What is needed
Transcribe each record below word for word.
------ Data provided ------
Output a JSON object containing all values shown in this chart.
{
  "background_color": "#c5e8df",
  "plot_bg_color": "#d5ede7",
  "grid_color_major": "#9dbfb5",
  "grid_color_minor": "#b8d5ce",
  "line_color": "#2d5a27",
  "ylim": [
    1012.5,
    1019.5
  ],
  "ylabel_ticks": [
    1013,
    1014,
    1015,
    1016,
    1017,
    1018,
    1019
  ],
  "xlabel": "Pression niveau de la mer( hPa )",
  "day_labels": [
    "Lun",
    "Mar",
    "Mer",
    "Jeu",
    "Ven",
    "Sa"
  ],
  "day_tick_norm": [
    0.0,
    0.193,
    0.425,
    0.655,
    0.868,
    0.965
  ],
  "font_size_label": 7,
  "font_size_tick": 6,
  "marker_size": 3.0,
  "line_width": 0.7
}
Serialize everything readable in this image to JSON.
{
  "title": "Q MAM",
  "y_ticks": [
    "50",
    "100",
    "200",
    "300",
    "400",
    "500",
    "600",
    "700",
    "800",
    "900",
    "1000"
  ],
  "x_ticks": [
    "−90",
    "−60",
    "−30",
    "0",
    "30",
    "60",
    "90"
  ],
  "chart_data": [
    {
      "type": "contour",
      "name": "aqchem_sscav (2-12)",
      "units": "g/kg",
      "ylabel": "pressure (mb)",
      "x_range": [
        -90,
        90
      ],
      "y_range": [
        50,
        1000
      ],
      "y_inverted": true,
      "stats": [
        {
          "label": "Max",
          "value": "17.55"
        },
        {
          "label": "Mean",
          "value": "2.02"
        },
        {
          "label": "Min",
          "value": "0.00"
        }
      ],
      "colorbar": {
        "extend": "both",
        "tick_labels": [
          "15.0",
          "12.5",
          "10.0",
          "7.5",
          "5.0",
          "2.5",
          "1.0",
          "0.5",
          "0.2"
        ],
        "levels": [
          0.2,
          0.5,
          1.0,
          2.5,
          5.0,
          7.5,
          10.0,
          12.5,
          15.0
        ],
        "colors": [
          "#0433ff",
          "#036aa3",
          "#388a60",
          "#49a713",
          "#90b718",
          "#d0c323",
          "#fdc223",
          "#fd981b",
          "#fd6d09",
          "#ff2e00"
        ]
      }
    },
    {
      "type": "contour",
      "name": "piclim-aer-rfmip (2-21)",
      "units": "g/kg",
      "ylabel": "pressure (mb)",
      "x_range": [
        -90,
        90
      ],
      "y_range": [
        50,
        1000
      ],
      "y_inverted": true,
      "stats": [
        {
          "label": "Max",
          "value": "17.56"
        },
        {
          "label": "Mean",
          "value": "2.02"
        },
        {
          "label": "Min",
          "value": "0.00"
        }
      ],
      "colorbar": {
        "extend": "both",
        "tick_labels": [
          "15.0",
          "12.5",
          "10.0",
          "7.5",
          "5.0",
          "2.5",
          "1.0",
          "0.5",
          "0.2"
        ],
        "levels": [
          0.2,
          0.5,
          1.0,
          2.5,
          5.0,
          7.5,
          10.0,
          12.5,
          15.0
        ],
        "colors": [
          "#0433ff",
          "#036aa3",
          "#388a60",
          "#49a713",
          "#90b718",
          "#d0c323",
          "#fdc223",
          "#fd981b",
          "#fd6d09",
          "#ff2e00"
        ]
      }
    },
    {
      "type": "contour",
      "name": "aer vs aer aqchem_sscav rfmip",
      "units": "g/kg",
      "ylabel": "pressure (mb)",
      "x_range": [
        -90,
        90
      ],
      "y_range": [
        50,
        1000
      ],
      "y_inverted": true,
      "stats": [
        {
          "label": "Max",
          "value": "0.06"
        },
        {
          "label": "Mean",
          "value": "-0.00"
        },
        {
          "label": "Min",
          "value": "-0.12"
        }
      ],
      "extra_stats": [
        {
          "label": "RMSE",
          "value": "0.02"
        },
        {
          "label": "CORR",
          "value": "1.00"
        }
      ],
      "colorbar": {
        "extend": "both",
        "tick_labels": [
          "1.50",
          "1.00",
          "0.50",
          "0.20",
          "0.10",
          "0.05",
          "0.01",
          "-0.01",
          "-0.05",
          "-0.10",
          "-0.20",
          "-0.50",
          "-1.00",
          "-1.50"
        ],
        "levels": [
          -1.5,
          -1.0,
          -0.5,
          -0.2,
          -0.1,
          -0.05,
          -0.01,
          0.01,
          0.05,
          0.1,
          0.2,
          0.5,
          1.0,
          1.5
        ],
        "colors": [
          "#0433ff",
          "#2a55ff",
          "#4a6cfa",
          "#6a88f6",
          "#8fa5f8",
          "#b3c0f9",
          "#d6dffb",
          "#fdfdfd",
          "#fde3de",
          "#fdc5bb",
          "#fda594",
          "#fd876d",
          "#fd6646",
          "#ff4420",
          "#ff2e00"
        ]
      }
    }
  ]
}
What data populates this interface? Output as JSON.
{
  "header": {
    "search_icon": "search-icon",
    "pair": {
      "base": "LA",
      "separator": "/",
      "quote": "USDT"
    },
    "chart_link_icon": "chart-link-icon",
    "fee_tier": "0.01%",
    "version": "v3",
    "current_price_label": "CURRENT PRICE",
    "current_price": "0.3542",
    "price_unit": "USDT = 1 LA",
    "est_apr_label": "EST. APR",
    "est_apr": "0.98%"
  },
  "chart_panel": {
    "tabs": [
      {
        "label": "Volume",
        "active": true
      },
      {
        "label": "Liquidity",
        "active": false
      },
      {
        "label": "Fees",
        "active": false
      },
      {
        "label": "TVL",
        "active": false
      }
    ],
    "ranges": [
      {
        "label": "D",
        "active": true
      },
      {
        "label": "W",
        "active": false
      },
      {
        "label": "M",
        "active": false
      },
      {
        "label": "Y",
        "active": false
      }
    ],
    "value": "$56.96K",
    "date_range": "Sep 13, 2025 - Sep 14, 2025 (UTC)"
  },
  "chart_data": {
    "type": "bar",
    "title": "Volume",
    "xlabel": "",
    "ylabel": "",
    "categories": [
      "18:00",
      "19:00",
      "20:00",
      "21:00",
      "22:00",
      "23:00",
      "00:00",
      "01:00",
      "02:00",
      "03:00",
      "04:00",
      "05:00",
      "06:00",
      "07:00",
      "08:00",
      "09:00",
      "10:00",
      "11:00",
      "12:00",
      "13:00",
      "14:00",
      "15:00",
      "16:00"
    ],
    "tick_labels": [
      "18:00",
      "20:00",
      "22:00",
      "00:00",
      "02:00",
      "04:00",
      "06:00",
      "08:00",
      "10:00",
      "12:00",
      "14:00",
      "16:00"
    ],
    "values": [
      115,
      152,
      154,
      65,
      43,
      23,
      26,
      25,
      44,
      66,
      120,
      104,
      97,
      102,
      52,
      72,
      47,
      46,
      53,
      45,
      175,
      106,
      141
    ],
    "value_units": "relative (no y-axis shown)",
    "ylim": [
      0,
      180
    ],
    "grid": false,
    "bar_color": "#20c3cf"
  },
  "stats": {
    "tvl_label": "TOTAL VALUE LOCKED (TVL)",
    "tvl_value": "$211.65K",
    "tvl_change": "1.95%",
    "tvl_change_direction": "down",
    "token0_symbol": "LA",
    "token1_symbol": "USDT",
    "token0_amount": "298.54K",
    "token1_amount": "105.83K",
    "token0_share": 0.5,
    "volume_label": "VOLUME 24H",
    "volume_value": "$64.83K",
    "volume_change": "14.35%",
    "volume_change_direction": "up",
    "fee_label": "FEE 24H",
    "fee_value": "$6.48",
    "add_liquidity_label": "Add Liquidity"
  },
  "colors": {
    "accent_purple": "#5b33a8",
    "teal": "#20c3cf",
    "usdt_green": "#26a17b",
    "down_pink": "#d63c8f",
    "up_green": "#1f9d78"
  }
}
------
Correct answer
Output a JSON object containing all values shown in this chart.
{
  "background_color": "#c5e8df",
  "plot_bg_color": "#d5ede7",
  "grid_color_major": "#9dbfb5",
  "grid_color_minor": "#b8d5ce",
  "line_color": "#2d5a27",
  "ylim": [
    1012.5,
    1019.5
  ],
  "ylabel_ticks": [
    1013,
    1014,
    1015,
    1016,
    1017,
    1018,
    1019
  ],
  "xlabel": "Pression niveau de la mer( hPa )",
  "day_labels": [
    "Lun",
    "Mar",
    "Mer",
    "Jeu",
    "Ven",
    "Sa"
  ],
  "day_tick_norm": [
    0.0,
    0.193,
    0.425,
    0.655,
    0.868,
    0.965
  ],
  "font_size_label": 7,
  "font_size_tick": 6,
  "marker_size": 3.0,
  "line_width": 0.7
}
Serialize everything readable in this image to JSON.
{
  "title": "Q MAM",
  "y_ticks": [
    "50",
    "100",
    "200",
    "300",
    "400",
    "500",
    "600",
    "700",
    "800",
    "900",
    "1000"
  ],
  "x_ticks": [
    "−90",
    "−60",
    "−30",
    "0",
    "30",
    "60",
    "90"
  ],
  "chart_data": [
    {
      "type": "contour",
      "name": "aqchem_sscav (2-12)",
      "units": "g/kg",
      "ylabel": "pressure (mb)",
      "x_range": [
        -90,
        90
      ],
      "y_range": [
        50,
        1000
      ],
      "y_inverted": true,
      "stats": [
        {
          "label": "Max",
          "value": "17.55"
        },
        {
          "label": "Mean",
          "value": "2.02"
        },
        {
          "label": "Min",
          "value": "0.00"
        }
      ],
      "colorbar": {
        "extend": "both",
        "tick_labels": [
          "15.0",
          "12.5",
          "10.0",
          "7.5",
          "5.0",
          "2.5",
          "1.0",
          "0.5",
          "0.2"
        ],
        "levels": [
          0.2,
          0.5,
          1.0,
          2.5,
          5.0,
          7.5,
          10.0,
          12.5,
          15.0
        ],
        "colors": [
          "#0433ff",
          "#036aa3",
          "#388a60",
          "#49a713",
          "#90b718",
          "#d0c323",
          "#fdc223",
          "#fd981b",
          "#fd6d09",
          "#ff2e00"
        ]
      }
    },
    {
      "type": "contour",
      "name": "piclim-aer-rfmip (2-21)",
      "units": "g/kg",
      "ylabel": "pressure (mb)",
      "x_range": [
        -90,
        90
      ],
      "y_range": [
        50,
        1000
      ],
      "y_inverted": true,
      "stats": [
        {
          "label": "Max",
          "value": "17.56"
        },
        {
          "label": "Mean",
          "value": "2.02"
        },
        {
          "label": "Min",
          "value": "0.00"
        }
      ],
      "colorbar": {
        "extend": "both",
        "tick_labels": [
          "15.0",
          "12.5",
          "10.0",
          "7.5",
          "5.0",
          "2.5",
          "1.0",
          "0.5",
          "0.2"
        ],
        "levels": [
          0.2,
          0.5,
          1.0,
          2.5,
          5.0,
          7.5,
          10.0,
          12.5,
          15.0
        ],
        "colors": [
          "#0433ff",
          "#036aa3",
          "#388a60",
          "#49a713",
          "#90b718",
          "#d0c323",
          "#fdc223",
          "#fd981b",
          "#fd6d09",
          "#ff2e00"
        ]
      }
    },
    {
      "type": "contour",
      "name": "aer vs aer aqchem_sscav rfmip",
      "units": "g/kg",
      "ylabel": "pressure (mb)",
      "x_range": [
        -90,
        90
      ],
      "y_range": [
        50,
        1000
      ],
      "y_inverted": true,
      "stats": [
        {
          "label": "Max",
          "value": "0.06"
        },
        {
          "label": "Mean",
          "value": "-0.00"
        },
        {
          "label": "Min",
          "value": "-0.12"
        }
      ],
      "extra_stats": [
        {
          "label": "RMSE",
          "value": "0.02"
        },
        {
          "label": "CORR",
          "value": "1.00"
        }
      ],
      "colorbar": {
        "extend": "both",
        "tick_labels": [
          "1.50",
          "1.00",
          "0.50",
          "0.20",
          "0.10",
          "0.05",
          "0.01",
          "-0.01",
          "-0.05",
          "-0.10",
          "-0.20",
          "-0.50",
          "-1.00",
          "-1.50"
        ],
        "levels": [
          -1.5,
          -1.0,
          -0.5,
          -0.2,
          -0.1,
          -0.05,
          -0.01,
          0.01,
          0.05,
          0.1,
          0.2,
          0.5,
          1.0,
          1.5
        ],
        "colors": [
          "#0433ff",
          "#2a55ff",
          "#4a6cfa",
          "#6a88f6",
          "#8fa5f8",
          "#b3c0f9",
          "#d6dffb",
          "#fdfdfd",
          "#fde3de",
          "#fdc5bb",
          "#fda594",
          "#fd876d",
          "#fd6646",
          "#ff4420",
          "#ff2e00"
        ]
      }
    }
  ]
}
What data populates this interface? Output as JSON.
{
  "header": {
    "search_icon": "search-icon",
    "pair": {
      "base": "LA",
      "separator": "/",
      "quote": "USDT"
    },
    "chart_link_icon": "chart-link-icon",
    "fee_tier": "0.01%",
    "version": "v3",
    "current_price_label": "CURRENT PRICE",
    "current_price": "0.3542",
    "price_unit": "USDT = 1 LA",
    "est_apr_label": "EST. APR",
    "est_apr": "0.98%"
  },
  "chart_panel": {
    "tabs": [
      {
        "label": "Volume",
        "active": true
      },
      {
        "label": "Liquidity",
        "active": false
      },
      {
        "label": "Fees",
        "active": false
      },
      {
        "label": "TVL",
        "active": false
      }
    ],
    "ranges": [
      {
        "label": "D",
        "active": true
      },
      {
        "label": "W",
        "active": false
      },
      {
        "label": "M",
        "active": false
      },
      {
        "label": "Y",
        "active": false
      }
    ],
    "value": "$56.96K",
    "date_range": "Sep 13, 2025 - Sep 14, 2025 (UTC)"
  },
  "chart_data": {
    "type": "bar",
    "title": "Volume",
    "xlabel": "",
    "ylabel": "",
    "categories": [
      "18:00",
      "19:00",
      "20:00",
      "21:00",
      "22:00",
      "23:00",
      "00:00",
      "01:00",
      "02:00",
      "03:00",
      "04:00",
      "05:00",
      "06:00",
      "07:00",
      "08:00",
      "09:00",
      "10:00",
      "11:00",
      "12:00",
      "13:00",
      "14:00",
      "15:00",
      "16:00"
    ],
    "tick_labels": [
      "18:00",
      "20:00",
      "22:00",
      "00:00",
      "02:00",
      "04:00",
      "06:00",
      "08:00",
      "10:00",
      "12:00",
      "14:00",
      "16:00"
    ],
    "values": [
      115,
      152,
      154,
      65,
      43,
      23,
      26,
      25,
      44,
      66,
      120,
      104,
      97,
      102,
      52,
      72,
      47,
      46,
      53,
      45,
      175,
      106,
      141
    ],
    "value_units": "relative (no y-axis shown)",
    "ylim": [
      0,
      180
    ],
    "grid": false,
    "bar_color": "#20c3cf"
  },
  "stats": {
    "tvl_label": "TOTAL VALUE LOCKED (TVL)",
    "tvl_value": "$211.65K",
    "tvl_change": "1.95%",
    "tvl_change_direction": "down",
    "token0_symbol": "LA",
    "token1_symbol": "USDT",
    "token0_amount": "298.54K",
    "token1_amount": "105.83K",
    "token0_share": 0.5,
    "volume_label": "VOLUME 24H",
    "volume_value": "$64.83K",
    "volume_change": "14.35%",
    "volume_change_direction": "up",
    "fee_label": "FEE 24H",
    "fee_value": "$6.48",
    "add_liquidity_label": "Add Liquidity"
  },
  "colors": {
    "accent_purple": "#5b33a8",
    "teal": "#20c3cf",
    "usdt_green": "#26a17b",
    "down_pink": "#d63c8f",
    "up_green": "#1f9d78"
  }
}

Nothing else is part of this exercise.